[start Available records]
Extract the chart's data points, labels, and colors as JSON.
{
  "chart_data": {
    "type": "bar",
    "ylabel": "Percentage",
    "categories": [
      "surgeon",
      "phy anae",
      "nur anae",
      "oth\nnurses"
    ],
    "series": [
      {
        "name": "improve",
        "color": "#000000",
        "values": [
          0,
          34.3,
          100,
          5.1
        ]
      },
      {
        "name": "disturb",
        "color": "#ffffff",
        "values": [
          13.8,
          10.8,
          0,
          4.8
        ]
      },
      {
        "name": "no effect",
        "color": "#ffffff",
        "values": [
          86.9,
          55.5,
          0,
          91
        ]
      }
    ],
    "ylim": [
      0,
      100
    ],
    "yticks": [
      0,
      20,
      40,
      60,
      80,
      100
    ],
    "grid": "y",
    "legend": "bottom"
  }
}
[end Available records]
■ What you need to do ■
Every line above should be written out again exactly as it stands.

■ Full response ■
Extract the chart's data points, labels, and colors as JSON.
{
  "chart_data": {
    "type": "bar",
    "ylabel": "Percentage",
    "categories": [
      "surgeon",
      "phy anae",
      "nur anae",
      "oth\nnurses"
    ],
    "series": [
      {
        "name": "improve",
        "color": "#000000",
        "values": [
          0,
          34.3,
          100,
          5.1
        ]
      },
      {
        "name": "disturb",
        "color": "#ffffff",
        "values": [
          13.8,
          10.8,
          0,
          4.8
        ]
      },
      {
        "name": "no effect",
        "color": "#ffffff",
        "values": [
          86.9,
          55.5,
          0,
          91
        ]
      }
    ],
    "ylim": [
      0,
      100
    ],
    "yticks": [
      0,
      20,
      40,
      60,
      80,
      100
    ],
    "grid": "y",
    "legend": "bottom"
  }
}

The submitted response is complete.